EXERCISE: Where a line in the listing contains the string "only", copy that line out.

SOURCE DATA:
┄┄┄┄┄┄┄┄┄┄

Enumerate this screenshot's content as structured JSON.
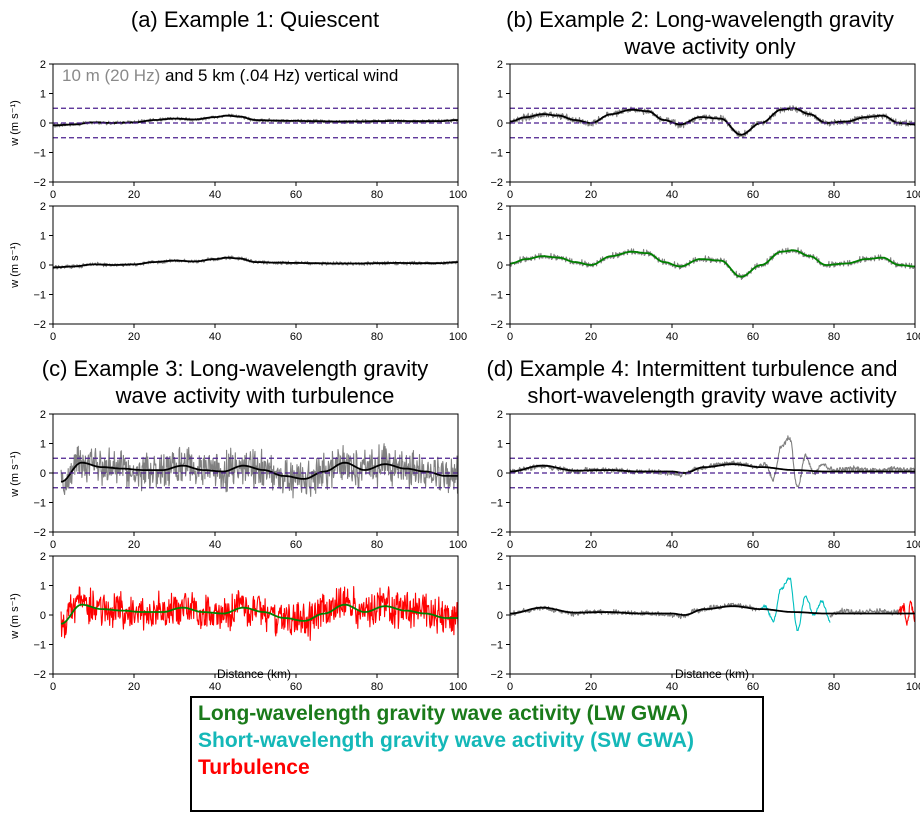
{
  "chart_data": [
    {
      "type": "line",
      "title": "(a) Example 1: Quiescent",
      "annotation": {
        "gray_part": "10 m (20 Hz)",
        "black_part": " and 5 km (.04 Hz) vertical wind"
      },
      "ylabel": "w (m s⁻¹)",
      "xlabel": "",
      "xlim": [
        0,
        100
      ],
      "ylim": [
        -2,
        2
      ],
      "x_ticks": [
        "0",
        "20",
        "40",
        "60",
        "80",
        "100"
      ],
      "y_ticks": [
        "−2",
        "−1",
        "0",
        "1",
        "2"
      ],
      "thresholds": [
        0.5,
        0,
        -0.5
      ],
      "series": [
        {
          "color": "#808080",
          "x": [
            0,
            5,
            10,
            15,
            20,
            25,
            30,
            35,
            40,
            43,
            46,
            50,
            55,
            60,
            65,
            70,
            75,
            80,
            85,
            90,
            95,
            100
          ],
          "values": [
            -0.08,
            -0.05,
            0.02,
            0.0,
            0.02,
            0.1,
            0.15,
            0.12,
            0.2,
            0.25,
            0.22,
            0.1,
            0.08,
            0.07,
            0.06,
            0.05,
            0.05,
            0.06,
            0.07,
            0.06,
            0.06,
            0.1
          ],
          "noise": 0.05
        },
        {
          "color": "#000000",
          "x": [
            0,
            5,
            10,
            15,
            20,
            25,
            30,
            35,
            40,
            43,
            46,
            50,
            55,
            60,
            65,
            70,
            75,
            80,
            85,
            90,
            95,
            100
          ],
          "values": [
            -0.08,
            -0.05,
            0.02,
            0.0,
            0.02,
            0.1,
            0.15,
            0.12,
            0.2,
            0.25,
            0.22,
            0.1,
            0.08,
            0.07,
            0.06,
            0.05,
            0.05,
            0.06,
            0.07,
            0.06,
            0.06,
            0.1
          ]
        }
      ]
    },
    {
      "type": "line",
      "title": "",
      "ylabel": "w (m s⁻¹)",
      "xlabel": "",
      "xlim": [
        0,
        100
      ],
      "ylim": [
        -2,
        2
      ],
      "x_ticks": [
        "0",
        "20",
        "40",
        "60",
        "80",
        "100"
      ],
      "y_ticks": [
        "−2",
        "−1",
        "0",
        "1",
        "2"
      ],
      "series": [
        {
          "color": "#808080",
          "x": [
            0,
            5,
            10,
            15,
            20,
            25,
            30,
            35,
            40,
            43,
            46,
            50,
            55,
            60,
            65,
            70,
            75,
            80,
            85,
            90,
            95,
            100
          ],
          "values": [
            -0.08,
            -0.05,
            0.02,
            0.0,
            0.02,
            0.1,
            0.15,
            0.12,
            0.2,
            0.25,
            0.22,
            0.1,
            0.08,
            0.07,
            0.06,
            0.05,
            0.05,
            0.06,
            0.07,
            0.06,
            0.06,
            0.1
          ],
          "noise": 0.05
        },
        {
          "color": "#000000",
          "x": [
            0,
            5,
            10,
            15,
            20,
            25,
            30,
            35,
            40,
            43,
            46,
            50,
            55,
            60,
            65,
            70,
            75,
            80,
            85,
            90,
            95,
            100
          ],
          "values": [
            -0.08,
            -0.05,
            0.02,
            0.0,
            0.02,
            0.1,
            0.15,
            0.12,
            0.2,
            0.25,
            0.22,
            0.1,
            0.08,
            0.07,
            0.06,
            0.05,
            0.05,
            0.06,
            0.07,
            0.06,
            0.06,
            0.1
          ]
        }
      ]
    },
    {
      "type": "line",
      "title": "(b) Example 2: Long-wavelength gravity wave activity only",
      "ylabel": "",
      "xlabel": "",
      "xlim": [
        0,
        100
      ],
      "ylim": [
        -2,
        2
      ],
      "x_ticks": [
        "0",
        "20",
        "40",
        "60",
        "80",
        "100"
      ],
      "y_ticks": [
        "−2",
        "−1",
        "0",
        "1",
        "2"
      ],
      "thresholds": [
        0.5,
        0,
        -0.5
      ],
      "series": [
        {
          "color": "#808080",
          "x": [
            0,
            4,
            8,
            12,
            16,
            20,
            25,
            30,
            34,
            38,
            42,
            47,
            52,
            57,
            62,
            67,
            70,
            74,
            78,
            83,
            88,
            92,
            96,
            100
          ],
          "values": [
            0.05,
            0.2,
            0.3,
            0.25,
            0.1,
            0.0,
            0.3,
            0.45,
            0.4,
            0.1,
            -0.05,
            0.2,
            0.15,
            -0.4,
            0.0,
            0.45,
            0.5,
            0.3,
            0.0,
            0.05,
            0.2,
            0.25,
            0.0,
            -0.05
          ],
          "noise": 0.09
        },
        {
          "color": "#000000",
          "x": [
            0,
            4,
            8,
            12,
            16,
            20,
            25,
            30,
            34,
            38,
            42,
            47,
            52,
            57,
            62,
            67,
            70,
            74,
            78,
            83,
            88,
            92,
            96,
            100
          ],
          "values": [
            0.05,
            0.2,
            0.3,
            0.25,
            0.1,
            0.0,
            0.3,
            0.45,
            0.4,
            0.1,
            -0.05,
            0.2,
            0.15,
            -0.4,
            0.0,
            0.45,
            0.5,
            0.3,
            0.0,
            0.05,
            0.2,
            0.25,
            0.0,
            -0.05
          ]
        }
      ]
    },
    {
      "type": "line",
      "title": "",
      "ylabel": "",
      "xlabel": "",
      "xlim": [
        0,
        100
      ],
      "ylim": [
        -2,
        2
      ],
      "x_ticks": [
        "0",
        "20",
        "40",
        "60",
        "80",
        "100"
      ],
      "y_ticks": [
        "−2",
        "−1",
        "0",
        "1",
        "2"
      ],
      "series": [
        {
          "color": "#808080",
          "x": [
            0,
            4,
            8,
            12,
            16,
            20,
            25,
            30,
            34,
            38,
            42,
            47,
            52,
            57,
            62,
            67,
            70,
            74,
            78,
            83,
            88,
            92,
            96,
            100
          ],
          "values": [
            0.05,
            0.2,
            0.3,
            0.25,
            0.1,
            0.0,
            0.3,
            0.45,
            0.4,
            0.1,
            -0.05,
            0.2,
            0.15,
            -0.4,
            0.0,
            0.45,
            0.5,
            0.3,
            0.0,
            0.05,
            0.2,
            0.25,
            0.0,
            -0.05
          ],
          "noise": 0.09
        },
        {
          "color": "#008000",
          "x": [
            0,
            4,
            8,
            12,
            16,
            20,
            25,
            30,
            34,
            38,
            42,
            47,
            52,
            57,
            62,
            67,
            70,
            74,
            78,
            83,
            88,
            92,
            96,
            100
          ],
          "values": [
            0.05,
            0.2,
            0.3,
            0.25,
            0.1,
            0.0,
            0.3,
            0.45,
            0.4,
            0.1,
            -0.05,
            0.2,
            0.15,
            -0.4,
            0.0,
            0.45,
            0.5,
            0.3,
            0.0,
            0.05,
            0.2,
            0.25,
            0.0,
            -0.05
          ]
        }
      ]
    },
    {
      "type": "line",
      "title": "(c) Example 3: Long-wavelength gravity wave activity with turbulence",
      "ylabel": "w (m s⁻¹)",
      "xlabel": "",
      "xlim": [
        0,
        100
      ],
      "ylim": [
        -2,
        2
      ],
      "x_ticks": [
        "0",
        "20",
        "40",
        "60",
        "80",
        "100"
      ],
      "y_ticks": [
        "−2",
        "−1",
        "0",
        "1",
        "2"
      ],
      "thresholds": [
        0.5,
        0,
        -0.5
      ],
      "series": [
        {
          "color": "#808080",
          "x": [
            2,
            7,
            12,
            17,
            22,
            27,
            32,
            37,
            42,
            47,
            52,
            57,
            62,
            67,
            72,
            77,
            82,
            87,
            92,
            97,
            100
          ],
          "values": [
            -0.3,
            0.35,
            0.2,
            0.15,
            0.1,
            0.1,
            0.25,
            0.1,
            0.05,
            0.25,
            0.1,
            -0.1,
            -0.2,
            0.05,
            0.35,
            0.1,
            0.3,
            0.15,
            0.05,
            -0.1,
            -0.1
          ],
          "noise": 0.5
        },
        {
          "color": "#000000",
          "x": [
            2,
            7,
            12,
            17,
            22,
            27,
            32,
            37,
            42,
            47,
            52,
            57,
            62,
            67,
            72,
            77,
            82,
            87,
            92,
            97,
            100
          ],
          "values": [
            -0.3,
            0.35,
            0.2,
            0.15,
            0.1,
            0.1,
            0.25,
            0.1,
            0.05,
            0.25,
            0.1,
            -0.1,
            -0.2,
            0.05,
            0.35,
            0.1,
            0.3,
            0.15,
            0.05,
            -0.1,
            -0.1
          ]
        }
      ]
    },
    {
      "type": "line",
      "title": "",
      "ylabel": "w (m s⁻¹)",
      "xlabel": "Distance (km)",
      "xlim": [
        0,
        100
      ],
      "ylim": [
        -2,
        2
      ],
      "x_ticks": [
        "0",
        "20",
        "40",
        "60",
        "80",
        "100"
      ],
      "y_ticks": [
        "−2",
        "−1",
        "0",
        "1",
        "2"
      ],
      "series": [
        {
          "color": "#ff0000",
          "x": [
            2,
            7,
            12,
            17,
            22,
            27,
            32,
            37,
            42,
            47,
            52,
            57,
            62,
            67,
            72,
            77,
            82,
            87,
            92,
            97,
            100
          ],
          "values": [
            -0.3,
            0.35,
            0.2,
            0.15,
            0.1,
            0.1,
            0.25,
            0.1,
            0.05,
            0.25,
            0.1,
            -0.1,
            -0.2,
            0.05,
            0.35,
            0.1,
            0.3,
            0.15,
            0.05,
            -0.1,
            -0.1
          ],
          "noise": 0.5
        },
        {
          "color": "#008000",
          "x": [
            2,
            7,
            12,
            17,
            22,
            27,
            32,
            37,
            42,
            47,
            52,
            57,
            62,
            67,
            72,
            77,
            82,
            87,
            92,
            97,
            100
          ],
          "values": [
            -0.3,
            0.35,
            0.2,
            0.15,
            0.1,
            0.1,
            0.25,
            0.1,
            0.05,
            0.25,
            0.1,
            -0.1,
            -0.2,
            0.05,
            0.35,
            0.1,
            0.3,
            0.15,
            0.05,
            -0.1,
            -0.1
          ]
        }
      ]
    },
    {
      "type": "line",
      "title": "(d) Example 4: Intermittent turbulence and short-wavelength gravity wave activity",
      "ylabel": "",
      "xlabel": "",
      "xlim": [
        0,
        100
      ],
      "ylim": [
        -2,
        2
      ],
      "x_ticks": [
        "0",
        "20",
        "40",
        "60",
        "80",
        "100"
      ],
      "y_ticks": [
        "−2",
        "−1",
        "0",
        "1",
        "2"
      ],
      "thresholds": [
        0.5,
        0,
        -0.5
      ],
      "series": [
        {
          "color": "#808080",
          "x": [
            0,
            4,
            8,
            12,
            16,
            20,
            25,
            30,
            35,
            40,
            43,
            46,
            50,
            55,
            58,
            61,
            63,
            65,
            67,
            69,
            71,
            73,
            75,
            77,
            80,
            85,
            90,
            95,
            100
          ],
          "values": [
            0.05,
            0.15,
            0.25,
            0.15,
            0.05,
            0.1,
            0.1,
            0.05,
            0.05,
            0.0,
            -0.05,
            0.15,
            0.25,
            0.35,
            0.3,
            0.2,
            0.3,
            -0.2,
            0.9,
            1.2,
            -0.5,
            0.6,
            0.0,
            0.3,
            0.1,
            0.15,
            0.1,
            0.15,
            0.1
          ],
          "noise": 0.07
        },
        {
          "color": "#000000",
          "x": [
            0,
            8,
            16,
            24,
            32,
            40,
            43,
            48,
            55,
            62,
            70,
            78,
            86,
            94,
            100
          ],
          "values": [
            0.05,
            0.25,
            0.08,
            0.1,
            0.05,
            0.05,
            0.0,
            0.2,
            0.3,
            0.2,
            0.1,
            0.05,
            0.05,
            0.05,
            0.05
          ]
        }
      ]
    },
    {
      "type": "line",
      "title": "",
      "ylabel": "",
      "xlabel": "Distance (km)",
      "xlim": [
        0,
        100
      ],
      "ylim": [
        -2,
        2
      ],
      "x_ticks": [
        "0",
        "20",
        "40",
        "60",
        "80",
        "100"
      ],
      "y_ticks": [
        "−2",
        "−1",
        "0",
        "1",
        "2"
      ],
      "series": [
        {
          "color": "#808080",
          "x": [
            0,
            4,
            8,
            12,
            16,
            20,
            25,
            30,
            35,
            40,
            43,
            46,
            50,
            55,
            58,
            61,
            62
          ],
          "values": [
            0.05,
            0.15,
            0.25,
            0.15,
            0.05,
            0.1,
            0.1,
            0.05,
            0.05,
            0.0,
            -0.05,
            0.15,
            0.25,
            0.35,
            0.3,
            0.2,
            0.25
          ],
          "noise": 0.07
        },
        {
          "color": "#00bfbf",
          "x": [
            62,
            63,
            65,
            67,
            69,
            71,
            73,
            75,
            77,
            79
          ],
          "values": [
            0.25,
            0.3,
            -0.2,
            0.9,
            1.25,
            -0.5,
            0.65,
            0.0,
            0.45,
            -0.2
          ],
          "noise": 0.05
        },
        {
          "color": "#808080",
          "x": [
            79,
            82,
            86,
            90,
            94,
            96
          ],
          "values": [
            0.0,
            0.15,
            0.1,
            0.15,
            0.1,
            0.1
          ],
          "noise": 0.07
        },
        {
          "color": "#ff0000",
          "x": [
            96,
            97,
            98,
            99,
            100
          ],
          "values": [
            0.1,
            0.3,
            -0.2,
            0.3,
            -0.1
          ],
          "noise": 0.15
        },
        {
          "color": "#000000",
          "x": [
            0,
            8,
            16,
            24,
            32,
            40,
            43,
            48,
            55,
            62,
            70,
            78,
            86,
            94,
            100
          ],
          "values": [
            0.05,
            0.25,
            0.08,
            0.1,
            0.05,
            0.05,
            0.0,
            0.2,
            0.3,
            0.2,
            0.1,
            0.05,
            0.05,
            0.05,
            0.05
          ]
        }
      ]
    }
  ],
  "titles": {
    "a": "(a) Example 1: Quiescent",
    "b1": "(b) Example 2: Long-wavelength gravity",
    "b2": "wave activity only",
    "c1": "(c) Example 3: Long-wavelength gravity",
    "c2": "wave activity with turbulence",
    "d1": "(d) Example 4: Intermittent turbulence and",
    "d2": "short-wavelength gravity wave activity"
  },
  "annotation": {
    "gray_part": "10 m (20 Hz)",
    "black_part": " and 5 km (.04 Hz) vertical wind"
  },
  "ylabel": "w (m s⁻¹)",
  "xlabel": "Distance (km)",
  "legend": [
    {
      "label": "Long-wavelength gravity wave activity (LW GWA)",
      "color": "#1a7a1a"
    },
    {
      "label": "Short-wavelength gravity wave activity (SW GWA)",
      "color": "#14b8b8"
    },
    {
      "label": "Turbulence",
      "color": "#ff0000"
    }
  ]
}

┄┄┄┄┄┄┄┄┄┄

THE RESPONSE:
      "title": "(b) Example 2: Long-wavelength gravity wave activity only",
    "b2": "wave activity only",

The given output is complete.